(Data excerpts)
◇ ◇ ◇ ◇ ◇

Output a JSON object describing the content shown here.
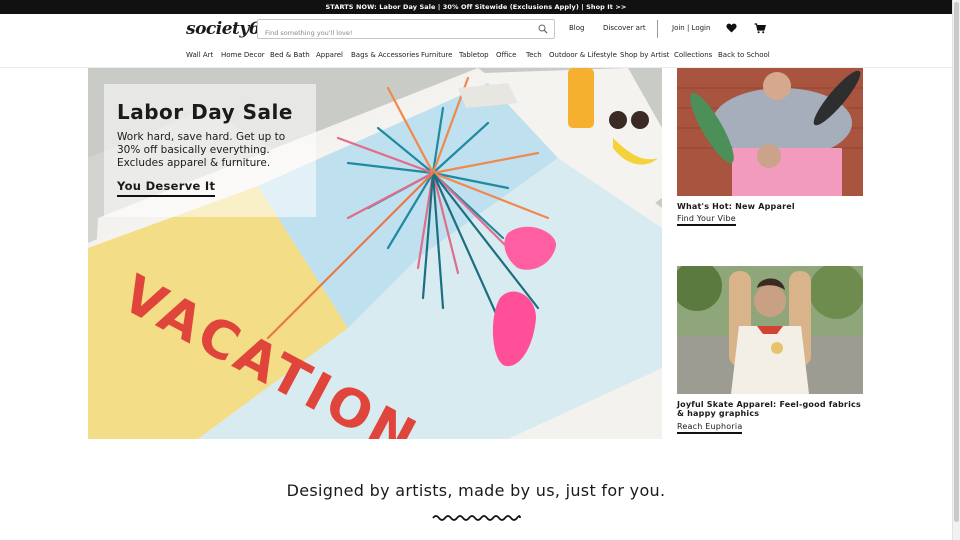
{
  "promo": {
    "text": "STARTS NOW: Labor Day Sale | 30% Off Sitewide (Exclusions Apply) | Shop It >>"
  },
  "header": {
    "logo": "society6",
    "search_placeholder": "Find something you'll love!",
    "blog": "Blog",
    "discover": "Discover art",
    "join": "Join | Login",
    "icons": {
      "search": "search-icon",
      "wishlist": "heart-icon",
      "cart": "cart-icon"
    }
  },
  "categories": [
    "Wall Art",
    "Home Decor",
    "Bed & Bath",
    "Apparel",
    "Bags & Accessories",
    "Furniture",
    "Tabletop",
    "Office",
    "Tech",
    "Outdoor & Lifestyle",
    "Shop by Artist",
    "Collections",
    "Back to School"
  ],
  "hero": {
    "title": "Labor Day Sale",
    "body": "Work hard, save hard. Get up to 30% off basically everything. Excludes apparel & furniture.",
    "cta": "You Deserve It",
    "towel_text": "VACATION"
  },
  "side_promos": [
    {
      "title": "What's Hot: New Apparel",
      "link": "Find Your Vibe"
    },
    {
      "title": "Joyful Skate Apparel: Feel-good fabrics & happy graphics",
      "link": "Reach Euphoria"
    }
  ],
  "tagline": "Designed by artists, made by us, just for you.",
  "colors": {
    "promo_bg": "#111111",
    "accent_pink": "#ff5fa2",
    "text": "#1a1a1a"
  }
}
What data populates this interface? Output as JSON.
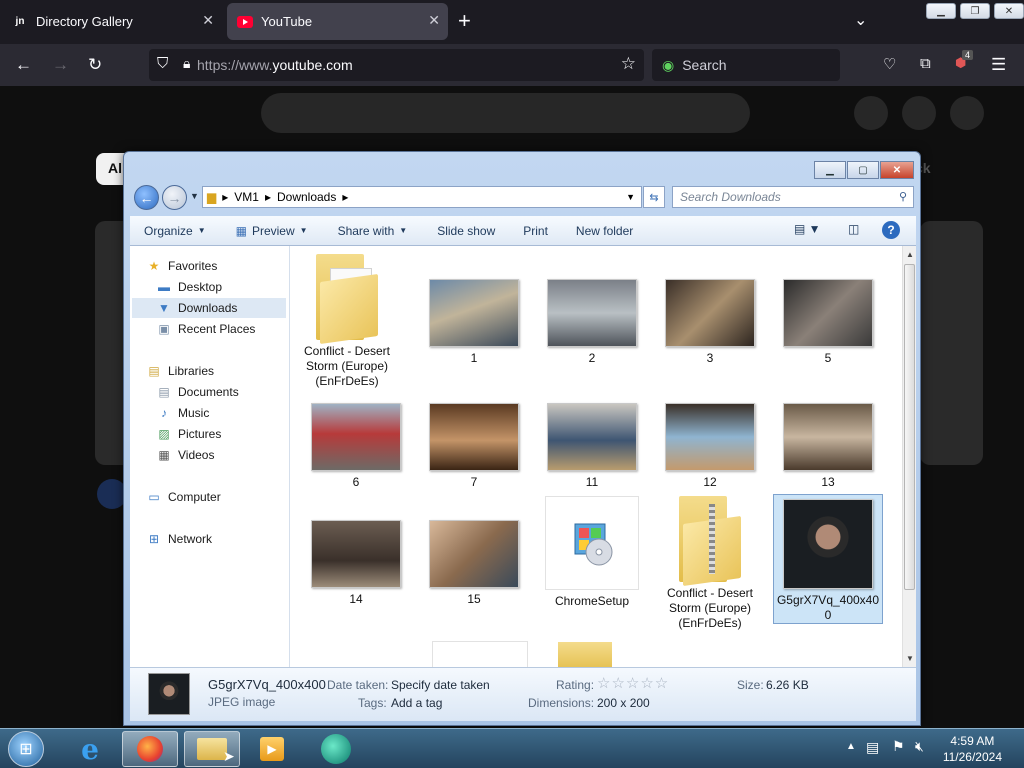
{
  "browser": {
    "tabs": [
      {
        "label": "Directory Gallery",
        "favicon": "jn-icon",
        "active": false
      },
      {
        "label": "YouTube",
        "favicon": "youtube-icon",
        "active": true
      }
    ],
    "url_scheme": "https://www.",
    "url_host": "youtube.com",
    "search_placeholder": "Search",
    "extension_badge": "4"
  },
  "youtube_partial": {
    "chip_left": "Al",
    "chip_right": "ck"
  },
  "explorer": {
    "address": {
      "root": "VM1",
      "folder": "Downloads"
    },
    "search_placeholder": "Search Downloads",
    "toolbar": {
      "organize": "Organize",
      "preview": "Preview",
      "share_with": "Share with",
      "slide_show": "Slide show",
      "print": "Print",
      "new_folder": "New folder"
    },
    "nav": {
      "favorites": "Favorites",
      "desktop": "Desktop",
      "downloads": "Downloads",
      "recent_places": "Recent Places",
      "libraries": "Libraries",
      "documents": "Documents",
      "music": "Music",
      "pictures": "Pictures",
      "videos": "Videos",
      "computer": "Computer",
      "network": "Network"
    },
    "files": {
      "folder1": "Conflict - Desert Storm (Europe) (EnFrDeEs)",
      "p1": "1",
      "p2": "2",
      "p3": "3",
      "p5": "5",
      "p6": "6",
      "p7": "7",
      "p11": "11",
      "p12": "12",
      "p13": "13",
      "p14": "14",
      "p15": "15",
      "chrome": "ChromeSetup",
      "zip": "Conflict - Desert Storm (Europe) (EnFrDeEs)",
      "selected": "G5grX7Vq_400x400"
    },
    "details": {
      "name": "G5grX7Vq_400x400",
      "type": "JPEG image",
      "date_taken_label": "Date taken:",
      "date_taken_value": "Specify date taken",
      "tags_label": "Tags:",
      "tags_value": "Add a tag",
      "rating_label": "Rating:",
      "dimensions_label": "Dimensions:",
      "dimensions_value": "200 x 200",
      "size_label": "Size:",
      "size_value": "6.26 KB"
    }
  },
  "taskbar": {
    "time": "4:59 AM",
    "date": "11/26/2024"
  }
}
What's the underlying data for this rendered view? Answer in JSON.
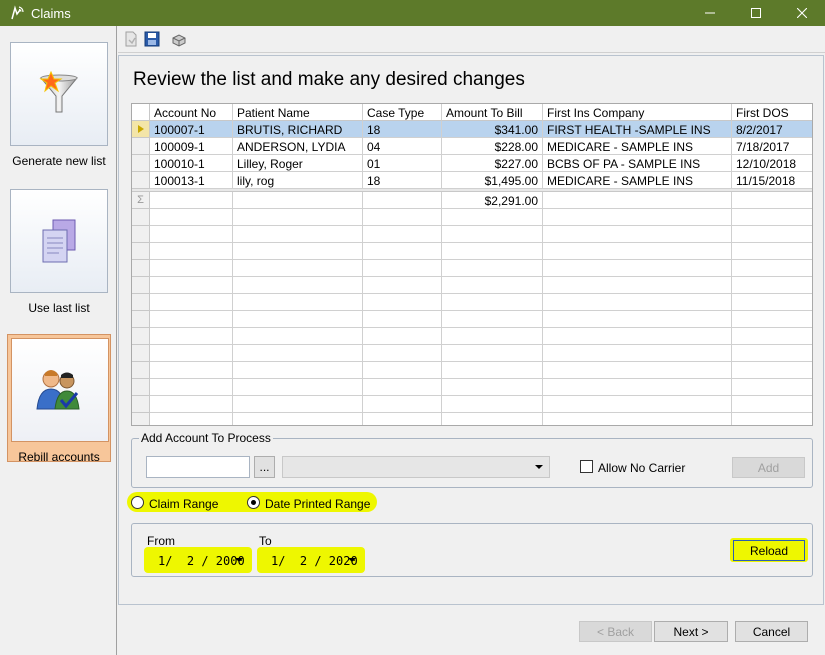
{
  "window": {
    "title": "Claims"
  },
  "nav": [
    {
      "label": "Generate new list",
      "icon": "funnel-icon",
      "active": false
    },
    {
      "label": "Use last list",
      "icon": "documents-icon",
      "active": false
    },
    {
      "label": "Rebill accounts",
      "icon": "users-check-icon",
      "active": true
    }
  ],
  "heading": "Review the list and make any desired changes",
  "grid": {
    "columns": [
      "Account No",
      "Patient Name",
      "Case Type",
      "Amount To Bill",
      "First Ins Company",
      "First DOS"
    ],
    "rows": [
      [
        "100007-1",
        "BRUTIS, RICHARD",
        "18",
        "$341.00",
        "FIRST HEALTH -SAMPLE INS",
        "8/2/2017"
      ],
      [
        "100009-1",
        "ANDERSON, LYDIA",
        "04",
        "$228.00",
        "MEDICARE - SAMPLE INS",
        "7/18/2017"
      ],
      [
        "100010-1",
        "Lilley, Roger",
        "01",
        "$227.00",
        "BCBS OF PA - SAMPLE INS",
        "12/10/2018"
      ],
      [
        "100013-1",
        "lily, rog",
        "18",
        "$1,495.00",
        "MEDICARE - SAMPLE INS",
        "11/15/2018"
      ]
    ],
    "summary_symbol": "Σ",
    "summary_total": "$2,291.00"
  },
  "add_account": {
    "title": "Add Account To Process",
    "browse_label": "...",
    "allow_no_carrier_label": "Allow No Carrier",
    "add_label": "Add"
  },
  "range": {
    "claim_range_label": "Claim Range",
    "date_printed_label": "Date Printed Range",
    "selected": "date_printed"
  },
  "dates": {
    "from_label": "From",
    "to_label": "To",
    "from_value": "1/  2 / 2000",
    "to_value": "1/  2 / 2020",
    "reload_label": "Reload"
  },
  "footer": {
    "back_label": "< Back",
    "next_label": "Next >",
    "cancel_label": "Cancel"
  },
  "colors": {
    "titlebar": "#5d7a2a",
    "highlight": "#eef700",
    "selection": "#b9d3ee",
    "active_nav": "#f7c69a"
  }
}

◇ ◇ ◇ ◇ ◇

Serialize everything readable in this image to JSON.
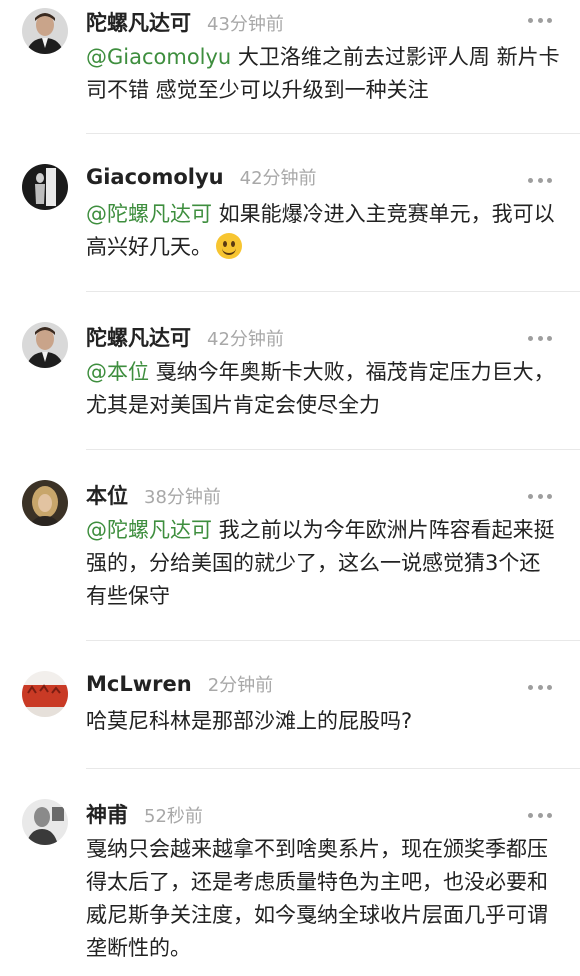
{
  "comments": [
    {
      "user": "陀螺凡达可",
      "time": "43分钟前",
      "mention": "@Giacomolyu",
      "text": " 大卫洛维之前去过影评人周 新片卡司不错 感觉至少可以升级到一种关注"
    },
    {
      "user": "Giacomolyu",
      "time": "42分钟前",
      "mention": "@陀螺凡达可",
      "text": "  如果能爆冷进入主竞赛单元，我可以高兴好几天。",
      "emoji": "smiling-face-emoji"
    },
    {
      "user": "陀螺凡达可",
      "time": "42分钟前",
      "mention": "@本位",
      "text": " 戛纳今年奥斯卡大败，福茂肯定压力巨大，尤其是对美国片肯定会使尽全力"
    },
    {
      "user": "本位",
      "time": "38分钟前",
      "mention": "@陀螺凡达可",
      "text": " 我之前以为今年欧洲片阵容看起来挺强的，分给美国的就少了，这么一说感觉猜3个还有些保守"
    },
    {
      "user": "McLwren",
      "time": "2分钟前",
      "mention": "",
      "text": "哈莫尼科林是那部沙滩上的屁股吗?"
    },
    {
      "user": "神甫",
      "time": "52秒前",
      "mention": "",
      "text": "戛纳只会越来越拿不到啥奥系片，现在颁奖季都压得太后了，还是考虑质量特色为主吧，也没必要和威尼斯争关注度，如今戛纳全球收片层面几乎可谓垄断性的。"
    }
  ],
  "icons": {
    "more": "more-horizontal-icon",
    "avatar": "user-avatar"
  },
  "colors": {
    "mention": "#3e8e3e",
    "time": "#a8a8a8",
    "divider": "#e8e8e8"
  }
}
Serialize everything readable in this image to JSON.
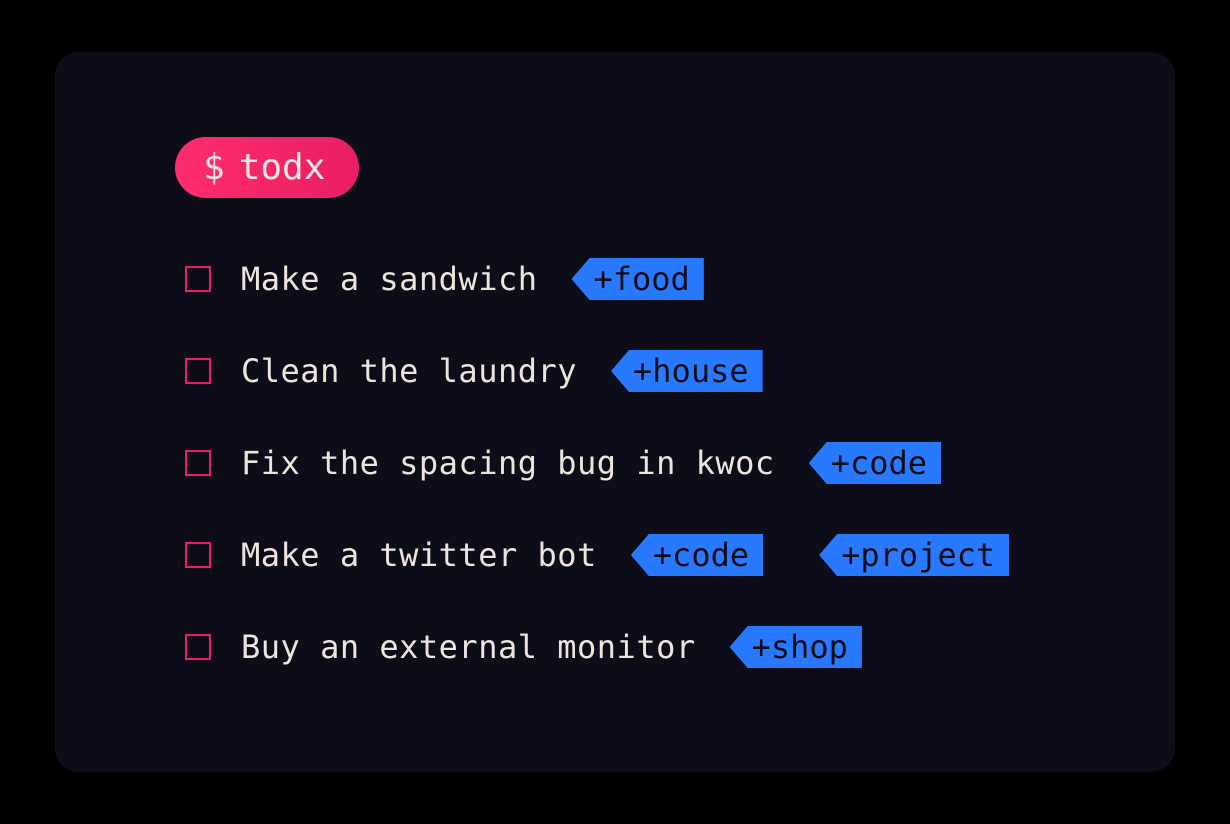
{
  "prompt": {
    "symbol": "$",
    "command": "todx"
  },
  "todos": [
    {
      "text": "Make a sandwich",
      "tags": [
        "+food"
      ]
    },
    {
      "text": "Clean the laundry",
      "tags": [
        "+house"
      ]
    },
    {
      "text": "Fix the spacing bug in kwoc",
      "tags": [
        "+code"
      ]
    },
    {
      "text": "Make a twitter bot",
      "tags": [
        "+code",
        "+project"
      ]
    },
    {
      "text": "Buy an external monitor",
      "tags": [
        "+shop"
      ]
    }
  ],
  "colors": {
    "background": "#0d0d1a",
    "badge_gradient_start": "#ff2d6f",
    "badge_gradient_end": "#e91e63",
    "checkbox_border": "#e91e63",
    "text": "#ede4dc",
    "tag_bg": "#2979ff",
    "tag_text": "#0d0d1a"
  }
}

◇ ◇ ◇ ◇ ◇

:: Directive ::
Pull out every line of the entries that includes the word "taken".

:: Answer for the task ::
      "date_taken_label": "Date taken:",
      "date_taken_value": "Specify date taken",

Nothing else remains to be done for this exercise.